(Data excerpts)
.....

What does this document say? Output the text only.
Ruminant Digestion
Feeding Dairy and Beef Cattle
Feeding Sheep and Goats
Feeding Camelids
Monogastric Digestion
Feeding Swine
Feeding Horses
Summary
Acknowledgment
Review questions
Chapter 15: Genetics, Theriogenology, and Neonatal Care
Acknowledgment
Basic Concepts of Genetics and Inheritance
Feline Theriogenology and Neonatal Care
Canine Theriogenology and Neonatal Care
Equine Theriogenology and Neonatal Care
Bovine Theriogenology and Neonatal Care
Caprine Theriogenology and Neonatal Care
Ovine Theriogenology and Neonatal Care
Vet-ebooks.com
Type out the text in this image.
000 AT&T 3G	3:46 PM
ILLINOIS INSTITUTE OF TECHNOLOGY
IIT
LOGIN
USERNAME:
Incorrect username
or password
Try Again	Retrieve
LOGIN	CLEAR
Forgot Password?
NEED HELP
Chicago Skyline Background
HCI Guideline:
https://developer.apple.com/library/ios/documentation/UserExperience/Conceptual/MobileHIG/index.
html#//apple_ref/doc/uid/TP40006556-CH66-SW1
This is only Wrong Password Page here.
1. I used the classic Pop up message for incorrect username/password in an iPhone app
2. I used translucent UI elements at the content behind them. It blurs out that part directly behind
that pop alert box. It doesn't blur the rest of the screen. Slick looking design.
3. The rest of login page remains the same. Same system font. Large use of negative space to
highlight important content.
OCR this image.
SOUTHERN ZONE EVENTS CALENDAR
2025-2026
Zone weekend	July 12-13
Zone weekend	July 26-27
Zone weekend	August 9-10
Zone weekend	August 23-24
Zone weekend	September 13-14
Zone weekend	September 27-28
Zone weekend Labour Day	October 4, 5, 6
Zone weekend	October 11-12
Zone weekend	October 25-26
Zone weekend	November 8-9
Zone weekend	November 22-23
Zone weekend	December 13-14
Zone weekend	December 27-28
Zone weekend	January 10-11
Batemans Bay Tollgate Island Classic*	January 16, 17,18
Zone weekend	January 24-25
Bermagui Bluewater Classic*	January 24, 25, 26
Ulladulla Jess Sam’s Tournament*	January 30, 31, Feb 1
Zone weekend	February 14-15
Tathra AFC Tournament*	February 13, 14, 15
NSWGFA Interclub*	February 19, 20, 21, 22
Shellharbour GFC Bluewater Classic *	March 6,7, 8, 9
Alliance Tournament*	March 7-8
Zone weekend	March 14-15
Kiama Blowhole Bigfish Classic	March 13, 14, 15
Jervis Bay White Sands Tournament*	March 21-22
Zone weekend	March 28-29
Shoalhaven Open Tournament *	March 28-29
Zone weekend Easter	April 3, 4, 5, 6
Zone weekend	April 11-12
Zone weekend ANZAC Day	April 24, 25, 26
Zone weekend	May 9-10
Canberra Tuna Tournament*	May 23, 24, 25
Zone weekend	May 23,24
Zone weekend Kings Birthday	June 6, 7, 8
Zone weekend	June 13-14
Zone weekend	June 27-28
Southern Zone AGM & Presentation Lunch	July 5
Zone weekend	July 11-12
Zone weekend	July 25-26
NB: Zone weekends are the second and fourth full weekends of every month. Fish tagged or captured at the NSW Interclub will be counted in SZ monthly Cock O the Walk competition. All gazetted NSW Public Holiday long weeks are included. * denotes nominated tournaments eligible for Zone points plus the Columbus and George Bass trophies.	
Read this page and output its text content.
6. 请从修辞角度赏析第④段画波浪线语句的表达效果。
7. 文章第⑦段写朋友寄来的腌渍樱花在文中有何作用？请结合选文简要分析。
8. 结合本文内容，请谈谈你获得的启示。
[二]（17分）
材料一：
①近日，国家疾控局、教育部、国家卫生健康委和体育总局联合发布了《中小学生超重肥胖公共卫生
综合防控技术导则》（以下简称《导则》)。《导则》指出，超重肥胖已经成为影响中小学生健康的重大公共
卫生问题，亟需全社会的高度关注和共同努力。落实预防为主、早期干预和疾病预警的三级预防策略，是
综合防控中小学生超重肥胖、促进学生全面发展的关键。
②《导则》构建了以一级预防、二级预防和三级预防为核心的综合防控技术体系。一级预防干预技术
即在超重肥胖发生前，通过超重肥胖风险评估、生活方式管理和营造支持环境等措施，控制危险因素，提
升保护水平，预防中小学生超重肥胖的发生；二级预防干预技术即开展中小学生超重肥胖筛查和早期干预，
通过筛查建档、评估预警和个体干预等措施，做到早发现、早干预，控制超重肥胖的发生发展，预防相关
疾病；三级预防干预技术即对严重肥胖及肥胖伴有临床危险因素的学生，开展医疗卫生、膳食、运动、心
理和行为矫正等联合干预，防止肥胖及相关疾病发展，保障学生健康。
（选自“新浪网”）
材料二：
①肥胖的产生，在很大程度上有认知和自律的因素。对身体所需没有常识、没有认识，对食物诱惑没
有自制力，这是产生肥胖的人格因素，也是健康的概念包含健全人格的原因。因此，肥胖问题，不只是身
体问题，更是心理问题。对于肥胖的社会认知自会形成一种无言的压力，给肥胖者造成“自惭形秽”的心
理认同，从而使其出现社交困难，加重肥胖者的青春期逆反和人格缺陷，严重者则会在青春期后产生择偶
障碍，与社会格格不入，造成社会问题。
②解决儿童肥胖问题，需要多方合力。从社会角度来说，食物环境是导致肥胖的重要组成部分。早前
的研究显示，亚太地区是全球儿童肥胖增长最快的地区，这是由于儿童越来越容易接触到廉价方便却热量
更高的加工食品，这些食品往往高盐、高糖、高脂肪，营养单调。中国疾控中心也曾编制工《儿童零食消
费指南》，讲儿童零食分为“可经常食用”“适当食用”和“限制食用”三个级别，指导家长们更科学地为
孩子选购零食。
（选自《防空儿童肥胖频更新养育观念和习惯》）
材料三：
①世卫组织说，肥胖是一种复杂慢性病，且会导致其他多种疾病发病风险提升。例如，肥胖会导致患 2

.....

> _Requirements_:
Extract all of the data shown above and repeat it verbatim.

> _Result_:
What does this document say? Output the text only.
Ruminant Digestion
Feeding Dairy and Beef Cattle
Feeding Sheep and Goats
Feeding Camelids
Monogastric Digestion
Feeding Swine
Feeding Horses
Summary
Acknowledgment
Review questions
Chapter 15: Genetics, Theriogenology, and Neonatal Care
Acknowledgment
Basic Concepts of Genetics and Inheritance
Feline Theriogenology and Neonatal Care
Canine Theriogenology and Neonatal Care
Equine Theriogenology and Neonatal Care
Bovine Theriogenology and Neonatal Care
Caprine Theriogenology and Neonatal Care
Ovine Theriogenology and Neonatal Care
Vet-ebooks.com
Type out the text in this image.
000 AT&T 3G	3:46 PM
ILLINOIS INSTITUTE OF TECHNOLOGY
IIT
LOGIN
USERNAME:
Incorrect username
or password
Try Again	Retrieve
LOGIN	CLEAR
Forgot Password?
NEED HELP
Chicago Skyline Background
HCI Guideline:
https://developer.apple.com/library/ios/documentation/UserExperience/Conceptual/MobileHIG/index.
html#//apple_ref/doc/uid/TP40006556-CH66-SW1
This is only Wrong Password Page here.
1. I used the classic Pop up message for incorrect username/password in an iPhone app
2. I used translucent UI elements at the content behind them. It blurs out that part directly behind
that pop alert box. It doesn't blur the rest of the screen. Slick looking design.
3. The rest of login page remains the same. Same system font. Large use of negative space to
highlight important content.
OCR this image.
SOUTHERN ZONE EVENTS CALENDAR
2025-2026
Zone weekend	July 12-13
Zone weekend	July 26-27
Zone weekend	August 9-10
Zone weekend	August 23-24
Zone weekend	September 13-14
Zone weekend	September 27-28
Zone weekend Labour Day	October 4, 5, 6
Zone weekend	October 11-12
Zone weekend	October 25-26
Zone weekend	November 8-9
Zone weekend	November 22-23
Zone weekend	December 13-14
Zone weekend	December 27-28
Zone weekend	January 10-11
Batemans Bay Tollgate Island Classic*	January 16, 17,18
Zone weekend	January 24-25
Bermagui Bluewater Classic*	January 24, 25, 26
Ulladulla Jess Sam’s Tournament*	January 30, 31, Feb 1
Zone weekend	February 14-15
Tathra AFC Tournament*	February 13, 14, 15
NSWGFA Interclub*	February 19, 20, 21, 22
Shellharbour GFC Bluewater Classic *	March 6,7, 8, 9
Alliance Tournament*	March 7-8
Zone weekend	March 14-15
Kiama Blowhole Bigfish Classic	March 13, 14, 15
Jervis Bay White Sands Tournament*	March 21-22
Zone weekend	March 28-29
Shoalhaven Open Tournament *	March 28-29
Zone weekend Easter	April 3, 4, 5, 6
Zone weekend	April 11-12
Zone weekend ANZAC Day	April 24, 25, 26
Zone weekend	May 9-10
Canberra Tuna Tournament*	May 23, 24, 25
Zone weekend	May 23,24
Zone weekend Kings Birthday	June 6, 7, 8
Zone weekend	June 13-14
Zone weekend	June 27-28
Southern Zone AGM & Presentation Lunch	July 5
Zone weekend	July 11-12
Zone weekend	July 25-26
NB: Zone weekends are the second and fourth full weekends of every month. Fish tagged or captured at the NSW Interclub will be counted in SZ monthly Cock O the Walk competition. All gazetted NSW Public Holiday long weeks are included. * denotes nominated tournaments eligible for Zone points plus the Columbus and George Bass trophies.	
Read this page and output its text content.
6. 请从修辞角度赏析第④段画波浪线语句的表达效果。
7. 文章第⑦段写朋友寄来的腌渍樱花在文中有何作用？请结合选文简要分析。
8. 结合本文内容，请谈谈你获得的启示。
[二]（17分）
材料一：
①近日，国家疾控局、教育部、国家卫生健康委和体育总局联合发布了《中小学生超重肥胖公共卫生
综合防控技术导则》（以下简称《导则》)。《导则》指出，超重肥胖已经成为影响中小学生健康的重大公共
卫生问题，亟需全社会的高度关注和共同努力。落实预防为主、早期干预和疾病预警的三级预防策略，是
综合防控中小学生超重肥胖、促进学生全面发展的关键。
②《导则》构建了以一级预防、二级预防和三级预防为核心的综合防控技术体系。一级预防干预技术
即在超重肥胖发生前，通过超重肥胖风险评估、生活方式管理和营造支持环境等措施，控制危险因素，提
升保护水平，预防中小学生超重肥胖的发生；二级预防干预技术即开展中小学生超重肥胖筛查和早期干预，
通过筛查建档、评估预警和个体干预等措施，做到早发现、早干预，控制超重肥胖的发生发展，预防相关
疾病；三级预防干预技术即对严重肥胖及肥胖伴有临床危险因素的学生，开展医疗卫生、膳食、运动、心
理和行为矫正等联合干预，防止肥胖及相关疾病发展，保障学生健康。
（选自“新浪网”）
材料二：
①肥胖的产生，在很大程度上有认知和自律的因素。对身体所需没有常识、没有认识，对食物诱惑没
有自制力，这是产生肥胖的人格因素，也是健康的概念包含健全人格的原因。因此，肥胖问题，不只是身
体问题，更是心理问题。对于肥胖的社会认知自会形成一种无言的压力，给肥胖者造成“自惭形秽”的心
理认同，从而使其出现社交困难，加重肥胖者的青春期逆反和人格缺陷，严重者则会在青春期后产生择偶
障碍，与社会格格不入，造成社会问题。
②解决儿童肥胖问题，需要多方合力。从社会角度来说，食物环境是导致肥胖的重要组成部分。早前
的研究显示，亚太地区是全球儿童肥胖增长最快的地区，这是由于儿童越来越容易接触到廉价方便却热量
更高的加工食品，这些食品往往高盐、高糖、高脂肪，营养单调。中国疾控中心也曾编制工《儿童零食消
费指南》，讲儿童零食分为“可经常食用”“适当食用”和“限制食用”三个级别，指导家长们更科学地为
孩子选购零食。
（选自《防空儿童肥胖频更新养育观念和习惯》）
材料三：
①世卫组织说，肥胖是一种复杂慢性病，且会导致其他多种疾病发病风险提升。例如，肥胖会导致患 2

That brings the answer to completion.